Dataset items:

--- Begin ---

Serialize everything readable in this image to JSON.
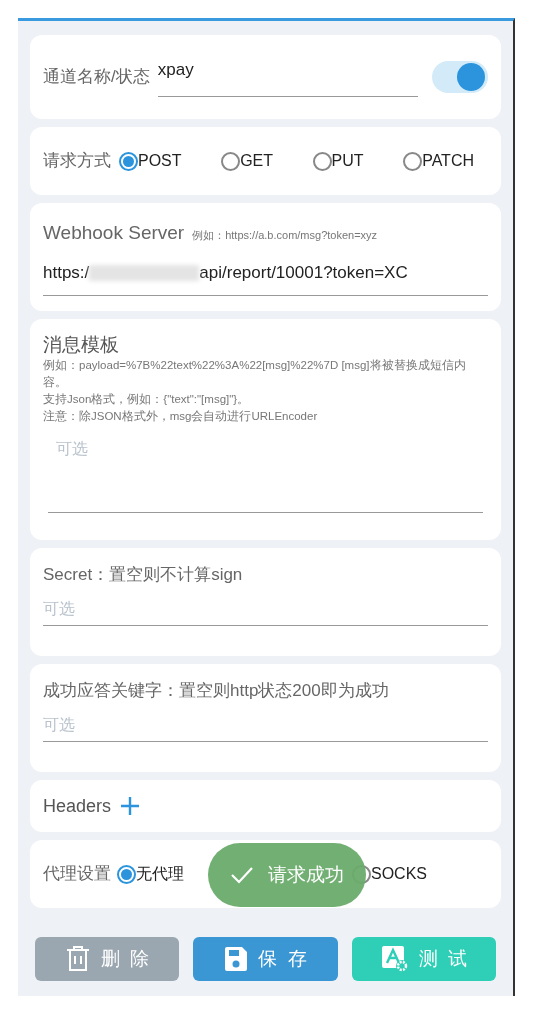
{
  "channel": {
    "label": "通道名称/状态",
    "value": "xpay",
    "on": true
  },
  "method": {
    "label": "请求方式",
    "options": [
      {
        "label": "POST",
        "selected": true
      },
      {
        "label": "GET",
        "selected": false
      },
      {
        "label": "PUT",
        "selected": false
      },
      {
        "label": "PATCH",
        "selected": false
      }
    ]
  },
  "webhook": {
    "label": "Webhook Server",
    "hint": "例如：https://a.b.com/msg?token=xyz",
    "value_start": "https:/",
    "value_end": "api/report/10001?token=XC"
  },
  "template": {
    "label": "消息模板",
    "notes": [
      "例如：payload=%7B%22text%22%3A%22[msg]%22%7D [msg]将被替换成短信内容。",
      "支持Json格式，例如：{\"text\":\"[msg]\"}。",
      "注意：除JSON格式外，msg会自动进行URLEncoder"
    ],
    "placeholder": "可选"
  },
  "secret": {
    "label": "Secret：置空则不计算sign",
    "placeholder": "可选"
  },
  "keyword": {
    "label": "成功应答关键字：置空则http状态200即为成功",
    "placeholder": "可选"
  },
  "headers": {
    "label": "Headers"
  },
  "proxy": {
    "label": "代理设置",
    "options": [
      {
        "label": "无代理",
        "selected": true
      },
      {
        "label": "SOCKS",
        "selected": false
      }
    ]
  },
  "buttons": [
    {
      "label": "删  除",
      "kind": "delete"
    },
    {
      "label": "保  存",
      "kind": "save"
    },
    {
      "label": "测  试",
      "kind": "test"
    }
  ],
  "toast": {
    "text": "请求成功"
  }
}
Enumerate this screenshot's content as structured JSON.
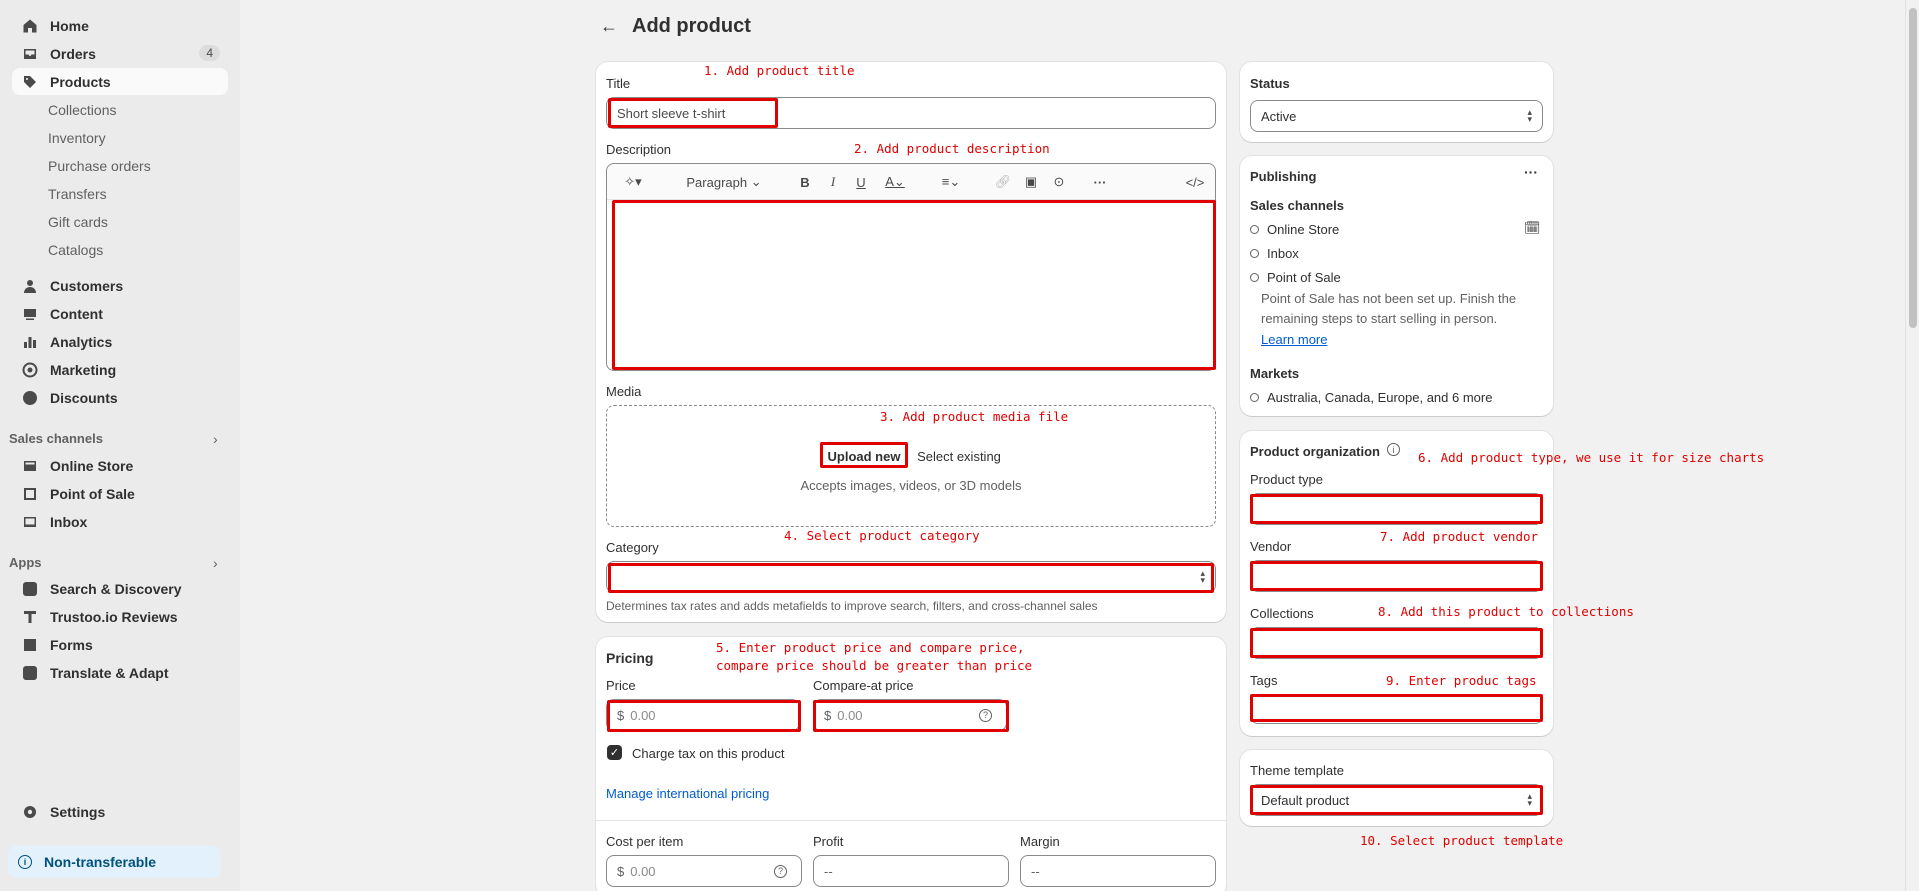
{
  "sidebar": {
    "home": "Home",
    "orders": "Orders",
    "orders_badge": "4",
    "products": "Products",
    "products_sub": [
      "Collections",
      "Inventory",
      "Purchase orders",
      "Transfers",
      "Gift cards",
      "Catalogs"
    ],
    "customers": "Customers",
    "content": "Content",
    "analytics": "Analytics",
    "marketing": "Marketing",
    "discounts": "Discounts",
    "sales_channels_header": "Sales channels",
    "sales_channels": [
      "Online Store",
      "Point of Sale",
      "Inbox"
    ],
    "apps_header": "Apps",
    "apps": [
      "Search & Discovery",
      "Trustoo.io Reviews",
      "Forms",
      "Translate & Adapt"
    ],
    "settings": "Settings",
    "non_transferable": "Non-transferable"
  },
  "page": {
    "back_icon": "arrow-left-icon",
    "title": "Add product"
  },
  "product_card": {
    "title_label": "Title",
    "title_value": "Short sleeve t-shirt",
    "description_label": "Description",
    "paragraph_label": "Paragraph",
    "media_label": "Media",
    "upload_new": "Upload new",
    "select_existing": "Select existing",
    "media_hint": "Accepts images, videos, or 3D models",
    "category_label": "Category",
    "category_hint": "Determines tax rates and adds metafields to improve search, filters, and cross-channel sales"
  },
  "pricing": {
    "heading": "Pricing",
    "price_label": "Price",
    "price_placeholder": "0.00",
    "compare_label": "Compare-at price",
    "compare_placeholder": "0.00",
    "currency": "$",
    "charge_tax": "Charge tax on this product",
    "manage_intl": "Manage international pricing",
    "cost_label": "Cost per item",
    "cost_placeholder": "0.00",
    "profit_label": "Profit",
    "profit_value": "--",
    "margin_label": "Margin",
    "margin_value": "--"
  },
  "status": {
    "label": "Status",
    "value": "Active"
  },
  "publishing": {
    "heading": "Publishing",
    "sales_channels_label": "Sales channels",
    "channels": [
      "Online Store",
      "Inbox",
      "Point of Sale"
    ],
    "pos_note_line1": "Point of Sale has not been set up. Finish the",
    "pos_note_line2": "remaining steps to start selling in person.",
    "learn_more": "Learn more",
    "markets_label": "Markets",
    "markets_value": "Australia, Canada, Europe, and 6 more"
  },
  "organization": {
    "heading": "Product organization",
    "product_type": "Product type",
    "vendor": "Vendor",
    "collections": "Collections",
    "tags": "Tags"
  },
  "theme": {
    "label": "Theme template",
    "value": "Default product"
  },
  "annotations": {
    "a1": "1. Add product title",
    "a2": "2. Add product description",
    "a3": "3. Add product media file",
    "a4": "4. Select product category",
    "a5_line1": "5. Enter product price and compare price,",
    "a5_line2": "compare price should be greater than price",
    "a6": "6. Add product type, we use it for size charts",
    "a7": "7. Add product vendor",
    "a8": "8. Add this product to collections",
    "a9": "9. Enter produc tags",
    "a10": "10. Select product template"
  },
  "colors": {
    "annotation_red": "#e00000",
    "link_blue": "#005bd3",
    "sidebar_bg": "#ebebeb",
    "page_bg": "#f1f1f1"
  }
}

--- End ---

__OBJECTIVE__.
Which lines contain the word "Point"? Copy each one.

__TASK OUTPUT__.
      "Point of Sale",
      "Point of Sale"
    "pos_note_line1": "Point of Sale has not been set up. Finish the",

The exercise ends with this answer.